#### TASK BRIEF:
Go through the entries below, tally each line with the string "viaggio", and give the final number by itself.

[START OF LISTED RECORDS]

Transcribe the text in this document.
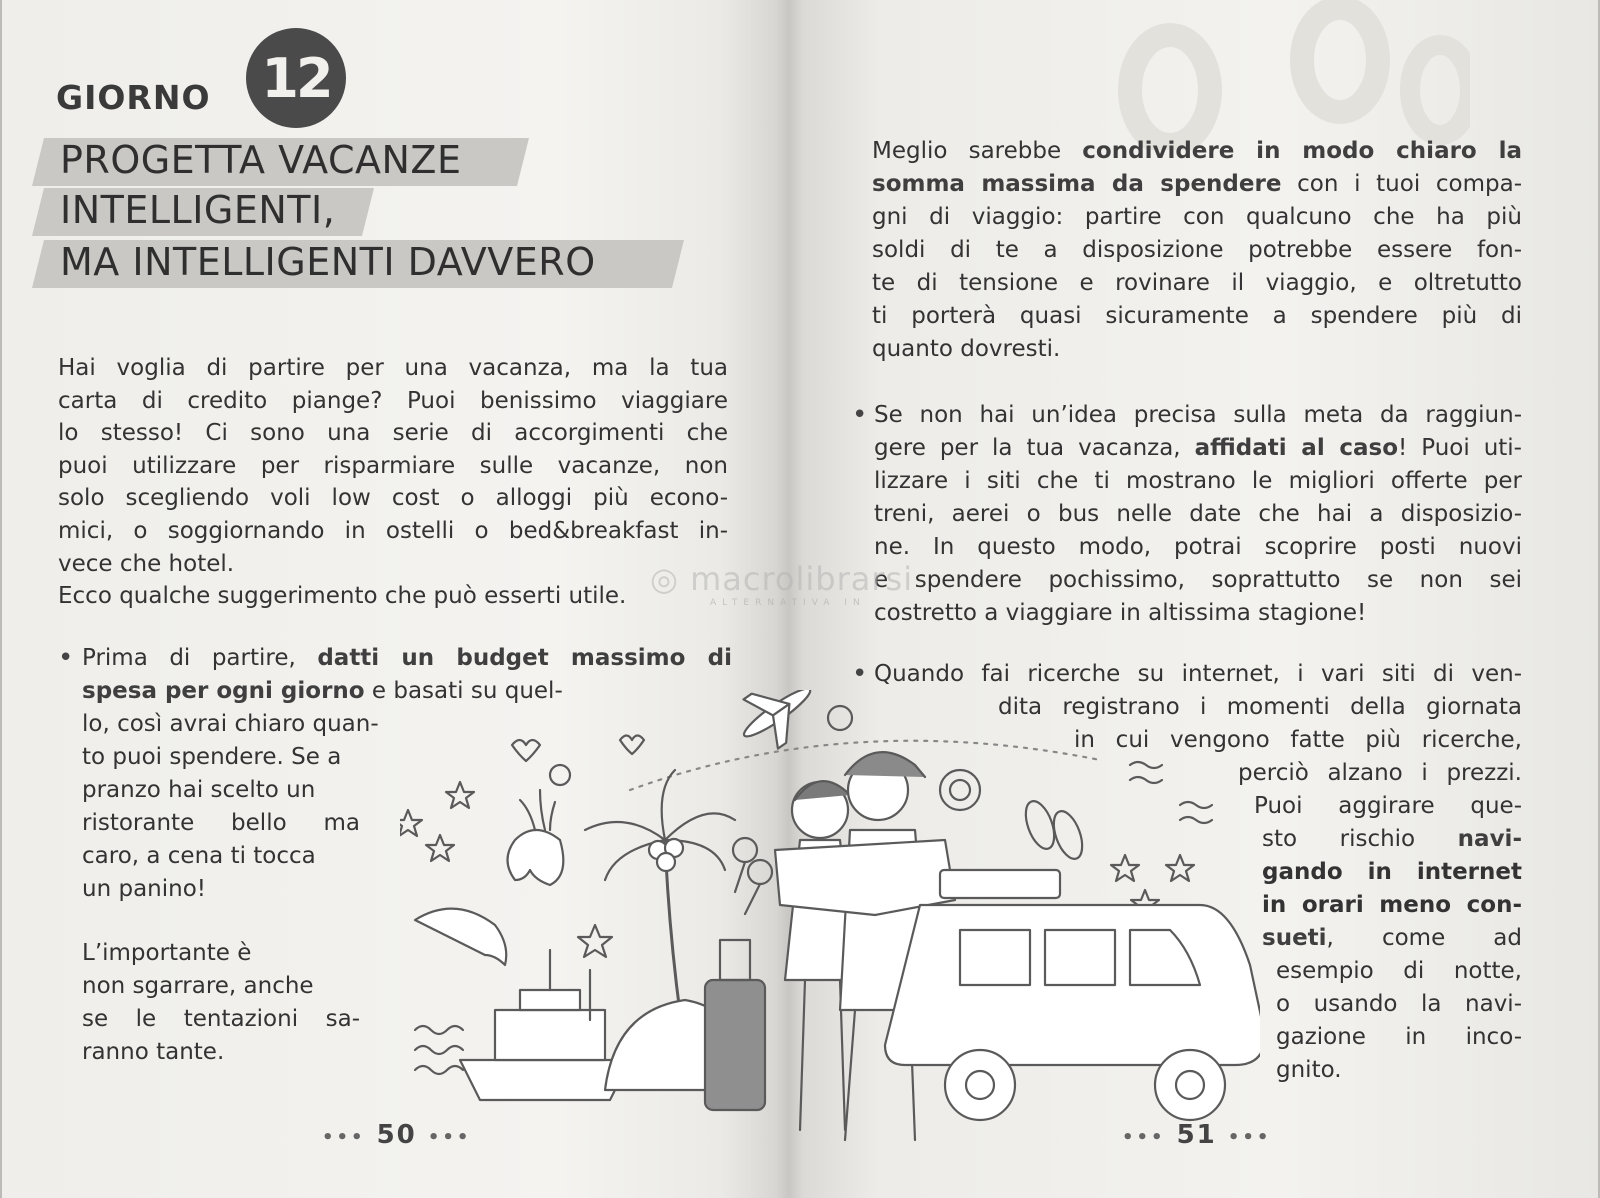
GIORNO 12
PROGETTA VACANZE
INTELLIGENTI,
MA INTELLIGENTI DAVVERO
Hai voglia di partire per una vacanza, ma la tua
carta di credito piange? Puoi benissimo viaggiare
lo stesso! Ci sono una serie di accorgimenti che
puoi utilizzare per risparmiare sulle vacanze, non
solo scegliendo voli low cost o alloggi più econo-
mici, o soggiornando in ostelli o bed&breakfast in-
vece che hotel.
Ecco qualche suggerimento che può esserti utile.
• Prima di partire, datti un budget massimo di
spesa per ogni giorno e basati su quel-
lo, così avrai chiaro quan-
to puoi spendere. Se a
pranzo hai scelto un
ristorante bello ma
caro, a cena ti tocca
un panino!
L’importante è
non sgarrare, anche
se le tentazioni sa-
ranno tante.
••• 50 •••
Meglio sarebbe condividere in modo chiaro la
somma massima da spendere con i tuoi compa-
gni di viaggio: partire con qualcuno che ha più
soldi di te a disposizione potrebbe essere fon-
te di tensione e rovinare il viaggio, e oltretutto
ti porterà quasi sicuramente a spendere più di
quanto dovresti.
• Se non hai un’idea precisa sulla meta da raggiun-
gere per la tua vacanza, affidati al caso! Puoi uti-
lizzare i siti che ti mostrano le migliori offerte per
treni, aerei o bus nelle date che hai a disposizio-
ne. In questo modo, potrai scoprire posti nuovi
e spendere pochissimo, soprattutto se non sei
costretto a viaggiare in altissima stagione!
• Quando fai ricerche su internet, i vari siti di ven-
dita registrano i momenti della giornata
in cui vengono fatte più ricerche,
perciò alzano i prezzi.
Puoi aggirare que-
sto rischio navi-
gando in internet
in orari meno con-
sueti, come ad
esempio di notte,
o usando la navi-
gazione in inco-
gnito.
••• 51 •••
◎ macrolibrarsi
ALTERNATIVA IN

[END OF LISTED RECORDS]
[START OF LISTED RECORDS]

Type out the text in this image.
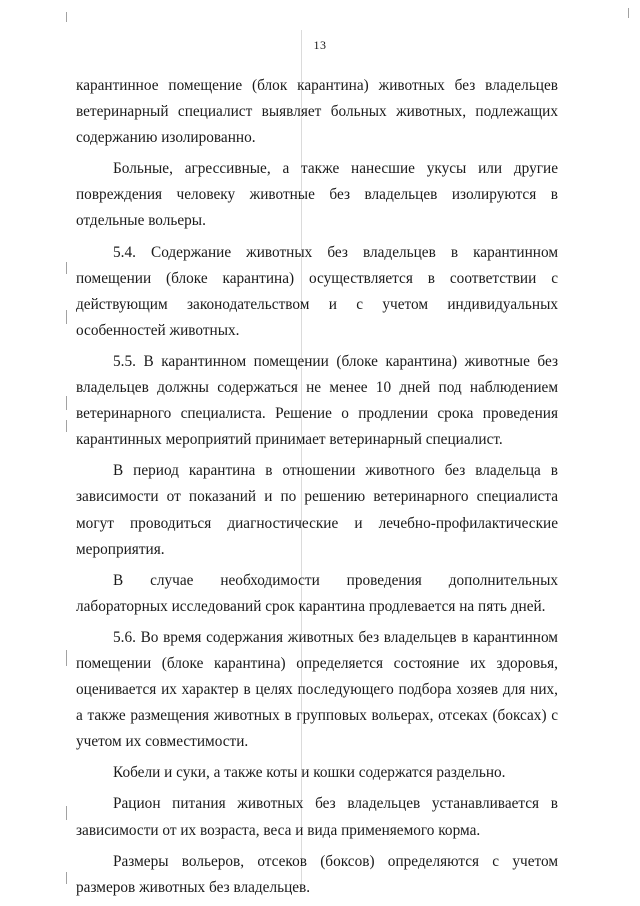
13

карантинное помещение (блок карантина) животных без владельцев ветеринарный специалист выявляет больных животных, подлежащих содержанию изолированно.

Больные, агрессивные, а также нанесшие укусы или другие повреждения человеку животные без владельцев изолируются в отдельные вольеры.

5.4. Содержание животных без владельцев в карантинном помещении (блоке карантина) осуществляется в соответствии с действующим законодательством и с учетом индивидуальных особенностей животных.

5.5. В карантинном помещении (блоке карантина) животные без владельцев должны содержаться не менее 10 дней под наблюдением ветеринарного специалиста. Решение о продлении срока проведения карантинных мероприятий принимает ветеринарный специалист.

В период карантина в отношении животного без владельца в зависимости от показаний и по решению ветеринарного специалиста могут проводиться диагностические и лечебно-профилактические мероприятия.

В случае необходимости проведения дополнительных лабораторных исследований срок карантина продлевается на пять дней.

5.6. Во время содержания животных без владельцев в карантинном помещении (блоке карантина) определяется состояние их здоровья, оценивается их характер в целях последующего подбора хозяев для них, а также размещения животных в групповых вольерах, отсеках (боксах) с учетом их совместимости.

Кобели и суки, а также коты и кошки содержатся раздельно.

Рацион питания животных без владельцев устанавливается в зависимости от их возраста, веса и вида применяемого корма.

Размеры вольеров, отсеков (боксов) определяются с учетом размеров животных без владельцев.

[END OF LISTED RECORDS]
[START OF LISTED RECORDS]

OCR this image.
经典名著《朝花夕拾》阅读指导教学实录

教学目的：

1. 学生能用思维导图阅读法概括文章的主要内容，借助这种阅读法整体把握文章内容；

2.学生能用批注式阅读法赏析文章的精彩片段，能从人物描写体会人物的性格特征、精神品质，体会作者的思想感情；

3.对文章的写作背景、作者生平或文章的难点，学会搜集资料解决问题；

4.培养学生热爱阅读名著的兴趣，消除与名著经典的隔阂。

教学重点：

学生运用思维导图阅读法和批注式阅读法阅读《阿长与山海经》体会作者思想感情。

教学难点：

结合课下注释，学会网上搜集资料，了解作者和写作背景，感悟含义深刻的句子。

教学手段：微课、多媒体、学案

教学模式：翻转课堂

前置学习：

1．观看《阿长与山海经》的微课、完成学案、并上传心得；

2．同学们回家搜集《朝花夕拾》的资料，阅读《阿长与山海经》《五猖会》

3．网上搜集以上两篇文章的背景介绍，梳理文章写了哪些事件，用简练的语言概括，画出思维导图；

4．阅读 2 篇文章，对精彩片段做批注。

[END OF LISTED RECORDS]

#### COMPLETE ANSWER:
2